*Work to be completed*.
Transcribe the records that follow exactly. Skip the pictures.

*Task data*.
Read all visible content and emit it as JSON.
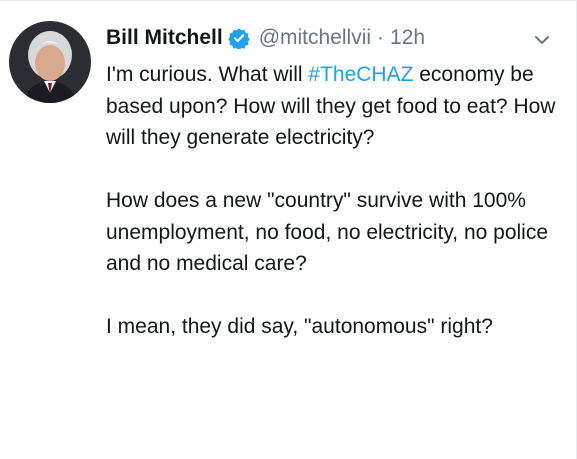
{
  "tweet": {
    "author_name": "Bill Mitchell",
    "handle": "@mitchellvii",
    "separator": "·",
    "time": "12h",
    "text": {
      "p1_before": "I'm curious. What will ",
      "hashtag": "#TheCHAZ",
      "p1_after": " economy be based upon?  How will they get food to eat?  How will they generate electricity?",
      "p2": "How does a new \"country\" survive with 100% unemployment, no food, no electricity, no police and no medical care?",
      "p3": "I mean, they did say, \"autonomous\" right?"
    }
  },
  "icons": {
    "verified": "verified-badge-icon",
    "menu": "chevron-down-icon"
  },
  "colors": {
    "text": "#14171a",
    "secondary": "#657786",
    "link": "#1da1f2",
    "verified": "#1da1f2"
  }
}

*Solution to this task*.
Read all visible content and emit it as JSON.
{
  "tweet": {
    "author_name": "Bill Mitchell",
    "handle": "@mitchellvii",
    "separator": "·",
    "time": "12h",
    "text": {
      "p1_before": "I'm curious. What will ",
      "hashtag": "#TheCHAZ",
      "p1_after": " economy be based upon?  How will they get food to eat?  How will they generate electricity?",
      "p2": "How does a new \"country\" survive with 100% unemployment, no food, no electricity, no police and no medical care?",
      "p3": "I mean, they did say, \"autonomous\" right?"
    }
  },
  "icons": {
    "verified": "verified-badge-icon",
    "menu": "chevron-down-icon"
  },
  "colors": {
    "text": "#14171a",
    "secondary": "#657786",
    "link": "#1da1f2",
    "verified": "#1da1f2"
  }
}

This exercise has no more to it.